Work instructions
All of the material below is to be retyped exactly.

Record extracts
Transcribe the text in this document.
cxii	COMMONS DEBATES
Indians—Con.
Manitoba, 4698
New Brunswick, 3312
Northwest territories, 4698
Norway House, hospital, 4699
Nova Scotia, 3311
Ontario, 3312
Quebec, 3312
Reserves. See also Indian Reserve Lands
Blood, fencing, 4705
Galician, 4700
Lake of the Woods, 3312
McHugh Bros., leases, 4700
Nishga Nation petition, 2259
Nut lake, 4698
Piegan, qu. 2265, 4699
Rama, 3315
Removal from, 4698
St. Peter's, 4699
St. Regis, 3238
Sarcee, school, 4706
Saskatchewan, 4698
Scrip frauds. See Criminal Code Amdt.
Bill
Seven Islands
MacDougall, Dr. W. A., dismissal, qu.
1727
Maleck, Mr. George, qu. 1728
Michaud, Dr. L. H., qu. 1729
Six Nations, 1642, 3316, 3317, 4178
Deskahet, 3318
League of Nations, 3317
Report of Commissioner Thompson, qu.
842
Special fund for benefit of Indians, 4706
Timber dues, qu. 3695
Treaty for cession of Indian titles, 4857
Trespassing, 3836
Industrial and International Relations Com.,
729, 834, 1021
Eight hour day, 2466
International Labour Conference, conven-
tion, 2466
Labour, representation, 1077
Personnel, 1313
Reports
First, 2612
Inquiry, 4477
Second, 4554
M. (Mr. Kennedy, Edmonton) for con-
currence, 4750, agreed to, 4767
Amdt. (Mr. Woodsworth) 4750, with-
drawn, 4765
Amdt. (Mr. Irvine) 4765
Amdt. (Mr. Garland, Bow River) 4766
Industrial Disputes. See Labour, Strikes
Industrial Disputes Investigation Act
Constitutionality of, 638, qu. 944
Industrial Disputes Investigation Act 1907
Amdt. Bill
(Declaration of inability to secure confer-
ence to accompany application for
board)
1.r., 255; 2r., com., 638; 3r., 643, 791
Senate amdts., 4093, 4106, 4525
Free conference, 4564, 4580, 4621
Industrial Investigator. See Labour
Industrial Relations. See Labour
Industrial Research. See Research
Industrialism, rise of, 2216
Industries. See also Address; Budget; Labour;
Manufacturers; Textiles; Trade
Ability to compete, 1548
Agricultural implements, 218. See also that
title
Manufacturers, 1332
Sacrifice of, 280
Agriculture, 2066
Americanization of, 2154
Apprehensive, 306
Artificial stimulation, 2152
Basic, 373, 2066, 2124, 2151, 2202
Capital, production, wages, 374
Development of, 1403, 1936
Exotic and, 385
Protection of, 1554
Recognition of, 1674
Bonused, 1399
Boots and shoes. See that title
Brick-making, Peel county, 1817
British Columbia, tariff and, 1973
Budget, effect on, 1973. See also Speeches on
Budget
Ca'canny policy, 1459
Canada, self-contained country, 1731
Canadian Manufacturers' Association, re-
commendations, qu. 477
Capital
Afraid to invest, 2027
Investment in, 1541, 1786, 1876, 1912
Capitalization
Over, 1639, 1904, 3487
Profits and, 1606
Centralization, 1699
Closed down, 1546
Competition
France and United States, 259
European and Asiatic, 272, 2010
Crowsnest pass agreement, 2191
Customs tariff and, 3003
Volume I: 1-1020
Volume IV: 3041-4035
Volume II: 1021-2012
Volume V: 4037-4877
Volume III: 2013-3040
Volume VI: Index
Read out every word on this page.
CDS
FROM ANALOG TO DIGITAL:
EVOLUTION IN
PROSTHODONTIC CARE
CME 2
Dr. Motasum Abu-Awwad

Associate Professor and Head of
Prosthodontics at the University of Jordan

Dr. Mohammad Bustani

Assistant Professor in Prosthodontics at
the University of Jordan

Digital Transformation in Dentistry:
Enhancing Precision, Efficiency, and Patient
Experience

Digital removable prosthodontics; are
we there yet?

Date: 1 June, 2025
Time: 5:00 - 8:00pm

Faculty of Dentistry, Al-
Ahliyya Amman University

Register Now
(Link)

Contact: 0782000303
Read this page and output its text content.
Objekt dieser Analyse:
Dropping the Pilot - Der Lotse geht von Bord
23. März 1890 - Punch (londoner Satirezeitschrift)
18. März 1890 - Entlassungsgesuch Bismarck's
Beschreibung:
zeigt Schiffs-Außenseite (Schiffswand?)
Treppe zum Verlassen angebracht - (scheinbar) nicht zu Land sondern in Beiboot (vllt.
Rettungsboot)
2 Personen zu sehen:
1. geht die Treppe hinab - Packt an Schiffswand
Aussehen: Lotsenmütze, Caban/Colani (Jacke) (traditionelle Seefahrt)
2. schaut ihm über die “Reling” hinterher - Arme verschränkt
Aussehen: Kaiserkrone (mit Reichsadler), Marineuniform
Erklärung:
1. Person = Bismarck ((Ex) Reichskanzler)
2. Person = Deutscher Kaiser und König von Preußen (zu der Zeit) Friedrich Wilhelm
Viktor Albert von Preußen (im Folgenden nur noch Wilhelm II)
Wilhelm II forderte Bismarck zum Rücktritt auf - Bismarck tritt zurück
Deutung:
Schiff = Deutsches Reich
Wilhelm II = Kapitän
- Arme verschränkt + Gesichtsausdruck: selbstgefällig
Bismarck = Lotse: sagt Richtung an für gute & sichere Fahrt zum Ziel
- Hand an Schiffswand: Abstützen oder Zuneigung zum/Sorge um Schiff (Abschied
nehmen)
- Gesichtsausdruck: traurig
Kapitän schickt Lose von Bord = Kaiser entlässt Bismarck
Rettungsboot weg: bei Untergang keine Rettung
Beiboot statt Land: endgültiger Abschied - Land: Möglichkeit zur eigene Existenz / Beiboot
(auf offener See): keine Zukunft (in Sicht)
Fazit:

Written response
Transcribe the text in this document.
cxii	COMMONS DEBATES
Indians—Con.
Manitoba, 4698
New Brunswick, 3312
Northwest territories, 4698
Norway House, hospital, 4699
Nova Scotia, 3311
Ontario, 3312
Quebec, 3312
Reserves. See also Indian Reserve Lands
Blood, fencing, 4705
Galician, 4700
Lake of the Woods, 3312
McHugh Bros., leases, 4700
Nishga Nation petition, 2259
Nut lake, 4698
Piegan, qu. 2265, 4699
Rama, 3315
Removal from, 4698
St. Peter's, 4699
St. Regis, 3238
Sarcee, school, 4706
Saskatchewan, 4698
Scrip frauds. See Criminal Code Amdt.
Bill
Seven Islands
MacDougall, Dr. W. A., dismissal, qu.
1727
Maleck, Mr. George, qu. 1728
Michaud, Dr. L. H., qu. 1729
Six Nations, 1642, 3316, 3317, 4178
Deskahet, 3318
League of Nations, 3317
Report of Commissioner Thompson, qu.
842
Special fund for benefit of Indians, 4706
Timber dues, qu. 3695
Treaty for cession of Indian titles, 4857
Trespassing, 3836
Industrial and International Relations Com.,
729, 834, 1021
Eight hour day, 2466
International Labour Conference, conven-
tion, 2466
Labour, representation, 1077
Personnel, 1313
Reports
First, 2612
Inquiry, 4477
Second, 4554
M. (Mr. Kennedy, Edmonton) for con-
currence, 4750, agreed to, 4767
Amdt. (Mr. Woodsworth) 4750, with-
drawn, 4765
Amdt. (Mr. Irvine) 4765
Amdt. (Mr. Garland, Bow River) 4766
Industrial Disputes. See Labour, Strikes
Industrial Disputes Investigation Act
Constitutionality of, 638, qu. 944
Industrial Disputes Investigation Act 1907
Amdt. Bill
(Declaration of inability to secure confer-
ence to accompany application for
board)
1.r., 255; 2r., com., 638; 3r., 643, 791
Senate amdts., 4093, 4106, 4525
Free conference, 4564, 4580, 4621
Industrial Investigator. See Labour
Industrial Relations. See Labour
Industrial Research. See Research
Industrialism, rise of, 2216
Industries. See also Address; Budget; Labour;
Manufacturers; Textiles; Trade
Ability to compete, 1548
Agricultural implements, 218. See also that
title
Manufacturers, 1332
Sacrifice of, 280
Agriculture, 2066
Americanization of, 2154
Apprehensive, 306
Artificial stimulation, 2152
Basic, 373, 2066, 2124, 2151, 2202
Capital, production, wages, 374
Development of, 1403, 1936
Exotic and, 385
Protection of, 1554
Recognition of, 1674
Bonused, 1399
Boots and shoes. See that title
Brick-making, Peel county, 1817
British Columbia, tariff and, 1973
Budget, effect on, 1973. See also Speeches on
Budget
Ca'canny policy, 1459
Canada, self-contained country, 1731
Canadian Manufacturers' Association, re-
commendations, qu. 477
Capital
Afraid to invest, 2027
Investment in, 1541, 1786, 1876, 1912
Capitalization
Over, 1639, 1904, 3487
Profits and, 1606
Centralization, 1699
Closed down, 1546
Competition
France and United States, 259
European and Asiatic, 272, 2010
Crowsnest pass agreement, 2191
Customs tariff and, 3003
Volume I: 1-1020
Volume IV: 3041-4035
Volume II: 1021-2012
Volume V: 4037-4877
Volume III: 2013-3040
Volume VI: Index
Read out every word on this page.
CDS
FROM ANALOG TO DIGITAL:
EVOLUTION IN
PROSTHODONTIC CARE
CME 2
Dr. Motasum Abu-Awwad

Associate Professor and Head of
Prosthodontics at the University of Jordan

Dr. Mohammad Bustani

Assistant Professor in Prosthodontics at
the University of Jordan

Digital Transformation in Dentistry:
Enhancing Precision, Efficiency, and Patient
Experience

Digital removable prosthodontics; are
we there yet?

Date: 1 June, 2025
Time: 5:00 - 8:00pm

Faculty of Dentistry, Al-
Ahliyya Amman University

Register Now
(Link)

Contact: 0782000303
Read this page and output its text content.
Objekt dieser Analyse:
Dropping the Pilot - Der Lotse geht von Bord
23. März 1890 - Punch (londoner Satirezeitschrift)
18. März 1890 - Entlassungsgesuch Bismarck's
Beschreibung:
zeigt Schiffs-Außenseite (Schiffswand?)
Treppe zum Verlassen angebracht - (scheinbar) nicht zu Land sondern in Beiboot (vllt.
Rettungsboot)
2 Personen zu sehen:
1. geht die Treppe hinab - Packt an Schiffswand
Aussehen: Lotsenmütze, Caban/Colani (Jacke) (traditionelle Seefahrt)
2. schaut ihm über die “Reling” hinterher - Arme verschränkt
Aussehen: Kaiserkrone (mit Reichsadler), Marineuniform
Erklärung:
1. Person = Bismarck ((Ex) Reichskanzler)
2. Person = Deutscher Kaiser und König von Preußen (zu der Zeit) Friedrich Wilhelm
Viktor Albert von Preußen (im Folgenden nur noch Wilhelm II)
Wilhelm II forderte Bismarck zum Rücktritt auf - Bismarck tritt zurück
Deutung:
Schiff = Deutsches Reich
Wilhelm II = Kapitän
- Arme verschränkt + Gesichtsausdruck: selbstgefällig
Bismarck = Lotse: sagt Richtung an für gute & sichere Fahrt zum Ziel
- Hand an Schiffswand: Abstützen oder Zuneigung zum/Sorge um Schiff (Abschied
nehmen)
- Gesichtsausdruck: traurig
Kapitän schickt Lose von Bord = Kaiser entlässt Bismarck
Rettungsboot weg: bei Untergang keine Rettung
Beiboot statt Land: endgültiger Abschied - Land: Möglichkeit zur eigene Existenz / Beiboot
(auf offener See): keine Zukunft (in Sicht)
Fazit:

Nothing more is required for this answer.